Dataset entries:
..............................
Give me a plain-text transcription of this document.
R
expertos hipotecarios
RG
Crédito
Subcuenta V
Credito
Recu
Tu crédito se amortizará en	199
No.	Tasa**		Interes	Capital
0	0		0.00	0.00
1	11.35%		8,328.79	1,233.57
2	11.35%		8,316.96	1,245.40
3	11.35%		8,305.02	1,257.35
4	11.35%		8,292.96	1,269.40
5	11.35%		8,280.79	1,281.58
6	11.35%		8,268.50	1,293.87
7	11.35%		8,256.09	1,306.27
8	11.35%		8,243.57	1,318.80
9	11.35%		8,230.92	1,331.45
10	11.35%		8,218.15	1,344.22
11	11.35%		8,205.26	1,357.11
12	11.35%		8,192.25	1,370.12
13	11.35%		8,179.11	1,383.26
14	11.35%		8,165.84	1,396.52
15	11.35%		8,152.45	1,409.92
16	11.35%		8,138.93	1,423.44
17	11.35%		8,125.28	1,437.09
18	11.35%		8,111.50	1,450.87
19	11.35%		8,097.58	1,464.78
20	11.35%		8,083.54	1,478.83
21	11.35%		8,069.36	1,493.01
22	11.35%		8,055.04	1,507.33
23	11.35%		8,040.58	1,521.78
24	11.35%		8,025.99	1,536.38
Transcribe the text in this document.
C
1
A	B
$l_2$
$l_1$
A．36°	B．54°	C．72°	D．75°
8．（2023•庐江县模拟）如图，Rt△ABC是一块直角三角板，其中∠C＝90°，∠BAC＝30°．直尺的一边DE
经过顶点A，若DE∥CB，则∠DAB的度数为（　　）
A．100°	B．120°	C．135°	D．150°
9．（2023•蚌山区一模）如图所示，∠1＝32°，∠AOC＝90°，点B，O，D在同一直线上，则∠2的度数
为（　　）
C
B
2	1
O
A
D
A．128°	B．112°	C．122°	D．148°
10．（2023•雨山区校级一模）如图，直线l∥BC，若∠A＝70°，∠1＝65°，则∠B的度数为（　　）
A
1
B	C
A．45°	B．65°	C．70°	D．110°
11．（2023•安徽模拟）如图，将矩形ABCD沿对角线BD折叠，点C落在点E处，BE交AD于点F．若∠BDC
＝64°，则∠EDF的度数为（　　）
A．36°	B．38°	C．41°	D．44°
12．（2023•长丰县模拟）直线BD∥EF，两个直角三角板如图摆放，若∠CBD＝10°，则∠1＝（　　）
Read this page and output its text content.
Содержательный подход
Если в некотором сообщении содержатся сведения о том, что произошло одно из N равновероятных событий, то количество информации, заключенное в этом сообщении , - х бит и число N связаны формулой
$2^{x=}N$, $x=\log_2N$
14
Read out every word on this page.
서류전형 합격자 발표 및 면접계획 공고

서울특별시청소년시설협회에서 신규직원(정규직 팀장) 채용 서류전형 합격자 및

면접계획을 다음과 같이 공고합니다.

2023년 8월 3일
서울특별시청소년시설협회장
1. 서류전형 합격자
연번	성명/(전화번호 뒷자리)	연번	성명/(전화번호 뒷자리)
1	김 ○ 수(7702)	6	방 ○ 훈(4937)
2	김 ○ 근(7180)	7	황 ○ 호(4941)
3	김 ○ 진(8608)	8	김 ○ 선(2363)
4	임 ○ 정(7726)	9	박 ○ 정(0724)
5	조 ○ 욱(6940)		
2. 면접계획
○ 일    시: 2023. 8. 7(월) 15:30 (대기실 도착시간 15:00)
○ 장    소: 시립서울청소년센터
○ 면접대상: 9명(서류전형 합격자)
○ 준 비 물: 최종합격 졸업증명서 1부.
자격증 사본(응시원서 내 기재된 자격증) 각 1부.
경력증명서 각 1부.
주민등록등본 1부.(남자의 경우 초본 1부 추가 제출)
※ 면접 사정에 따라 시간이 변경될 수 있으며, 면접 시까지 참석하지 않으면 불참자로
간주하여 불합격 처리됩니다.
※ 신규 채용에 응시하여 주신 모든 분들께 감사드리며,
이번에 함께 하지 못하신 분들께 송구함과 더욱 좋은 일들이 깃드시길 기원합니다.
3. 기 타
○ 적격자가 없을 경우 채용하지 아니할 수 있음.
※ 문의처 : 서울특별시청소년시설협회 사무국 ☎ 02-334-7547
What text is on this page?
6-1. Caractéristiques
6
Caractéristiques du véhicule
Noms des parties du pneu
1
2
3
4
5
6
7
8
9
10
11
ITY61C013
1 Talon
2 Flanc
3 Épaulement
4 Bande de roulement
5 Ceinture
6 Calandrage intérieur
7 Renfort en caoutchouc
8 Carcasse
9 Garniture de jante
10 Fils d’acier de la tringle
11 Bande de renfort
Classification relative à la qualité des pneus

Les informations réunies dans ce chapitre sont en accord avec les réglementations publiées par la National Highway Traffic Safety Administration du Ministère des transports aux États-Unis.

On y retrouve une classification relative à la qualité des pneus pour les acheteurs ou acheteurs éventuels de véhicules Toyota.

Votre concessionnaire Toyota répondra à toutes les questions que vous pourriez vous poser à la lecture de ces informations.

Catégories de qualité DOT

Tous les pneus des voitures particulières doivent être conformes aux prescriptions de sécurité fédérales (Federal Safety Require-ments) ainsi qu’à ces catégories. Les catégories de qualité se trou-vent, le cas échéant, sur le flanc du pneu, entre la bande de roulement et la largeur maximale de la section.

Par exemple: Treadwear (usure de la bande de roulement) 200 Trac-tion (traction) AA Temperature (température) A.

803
..............................
Set problem
All entries shown above should be printed again exactly.

Task output
Give me a plain-text transcription of this document.
R
expertos hipotecarios
RG
Crédito
Subcuenta V
Credito
Recu
Tu crédito se amortizará en	199
No.	Tasa**		Interes	Capital
0	0		0.00	0.00
1	11.35%		8,328.79	1,233.57
2	11.35%		8,316.96	1,245.40
3	11.35%		8,305.02	1,257.35
4	11.35%		8,292.96	1,269.40
5	11.35%		8,280.79	1,281.58
6	11.35%		8,268.50	1,293.87
7	11.35%		8,256.09	1,306.27
8	11.35%		8,243.57	1,318.80
9	11.35%		8,230.92	1,331.45
10	11.35%		8,218.15	1,344.22
11	11.35%		8,205.26	1,357.11
12	11.35%		8,192.25	1,370.12
13	11.35%		8,179.11	1,383.26
14	11.35%		8,165.84	1,396.52
15	11.35%		8,152.45	1,409.92
16	11.35%		8,138.93	1,423.44
17	11.35%		8,125.28	1,437.09
18	11.35%		8,111.50	1,450.87
19	11.35%		8,097.58	1,464.78
20	11.35%		8,083.54	1,478.83
21	11.35%		8,069.36	1,493.01
22	11.35%		8,055.04	1,507.33
23	11.35%		8,040.58	1,521.78
24	11.35%		8,025.99	1,536.38
Transcribe the text in this document.
C
1
A	B
$l_2$
$l_1$
A．36°	B．54°	C．72°	D．75°
8．（2023•庐江县模拟）如图，Rt△ABC是一块直角三角板，其中∠C＝90°，∠BAC＝30°．直尺的一边DE
经过顶点A，若DE∥CB，则∠DAB的度数为（　　）
A．100°	B．120°	C．135°	D．150°
9．（2023•蚌山区一模）如图所示，∠1＝32°，∠AOC＝90°，点B，O，D在同一直线上，则∠2的度数
为（　　）
C
B
2	1
O
A
D
A．128°	B．112°	C．122°	D．148°
10．（2023•雨山区校级一模）如图，直线l∥BC，若∠A＝70°，∠1＝65°，则∠B的度数为（　　）
A
1
B	C
A．45°	B．65°	C．70°	D．110°
11．（2023•安徽模拟）如图，将矩形ABCD沿对角线BD折叠，点C落在点E处，BE交AD于点F．若∠BDC
＝64°，则∠EDF的度数为（　　）
A．36°	B．38°	C．41°	D．44°
12．（2023•长丰县模拟）直线BD∥EF，两个直角三角板如图摆放，若∠CBD＝10°，则∠1＝（　　）
Read this page and output its text content.
Содержательный подход
Если в некотором сообщении содержатся сведения о том, что произошло одно из N равновероятных событий, то количество информации, заключенное в этом сообщении , - х бит и число N связаны формулой
$2^{x=}N$, $x=\log_2N$
14
Read out every word on this page.
서류전형 합격자 발표 및 면접계획 공고

서울특별시청소년시설협회에서 신규직원(정규직 팀장) 채용 서류전형 합격자 및

면접계획을 다음과 같이 공고합니다.

2023년 8월 3일
서울특별시청소년시설협회장
1. 서류전형 합격자
연번	성명/(전화번호 뒷자리)	연번	성명/(전화번호 뒷자리)
1	김 ○ 수(7702)	6	방 ○ 훈(4937)
2	김 ○ 근(7180)	7	황 ○ 호(4941)
3	김 ○ 진(8608)	8	김 ○ 선(2363)
4	임 ○ 정(7726)	9	박 ○ 정(0724)
5	조 ○ 욱(6940)		
2. 면접계획
○ 일    시: 2023. 8. 7(월) 15:30 (대기실 도착시간 15:00)
○ 장    소: 시립서울청소년센터
○ 면접대상: 9명(서류전형 합격자)
○ 준 비 물: 최종합격 졸업증명서 1부.
자격증 사본(응시원서 내 기재된 자격증) 각 1부.
경력증명서 각 1부.
주민등록등본 1부.(남자의 경우 초본 1부 추가 제출)
※ 면접 사정에 따라 시간이 변경될 수 있으며, 면접 시까지 참석하지 않으면 불참자로
간주하여 불합격 처리됩니다.
※ 신규 채용에 응시하여 주신 모든 분들께 감사드리며,
이번에 함께 하지 못하신 분들께 송구함과 더욱 좋은 일들이 깃드시길 기원합니다.
3. 기 타
○ 적격자가 없을 경우 채용하지 아니할 수 있음.
※ 문의처 : 서울특별시청소년시설협회 사무국 ☎ 02-334-7547
What text is on this page?
6-1. Caractéristiques
6
Caractéristiques du véhicule
Noms des parties du pneu
1
2
3
4
5
6
7
8
9
10
11
ITY61C013
1 Talon
2 Flanc
3 Épaulement
4 Bande de roulement
5 Ceinture
6 Calandrage intérieur
7 Renfort en caoutchouc
8 Carcasse
9 Garniture de jante
10 Fils d’acier de la tringle
11 Bande de renfort
Classification relative à la qualité des pneus

Les informations réunies dans ce chapitre sont en accord avec les réglementations publiées par la National Highway Traffic Safety Administration du Ministère des transports aux États-Unis.

On y retrouve une classification relative à la qualité des pneus pour les acheteurs ou acheteurs éventuels de véhicules Toyota.

Votre concessionnaire Toyota répondra à toutes les questions que vous pourriez vous poser à la lecture de ces informations.

Catégories de qualité DOT

Tous les pneus des voitures particulières doivent être conformes aux prescriptions de sécurité fédérales (Federal Safety Require-ments) ainsi qu’à ces catégories. Les catégories de qualité se trou-vent, le cas échéant, sur le flanc du pneu, entre la bande de roulement et la largeur maximale de la section.

Par exemple: Treadwear (usure de la bande de roulement) 200 Trac-tion (traction) AA Temperature (température) A.

803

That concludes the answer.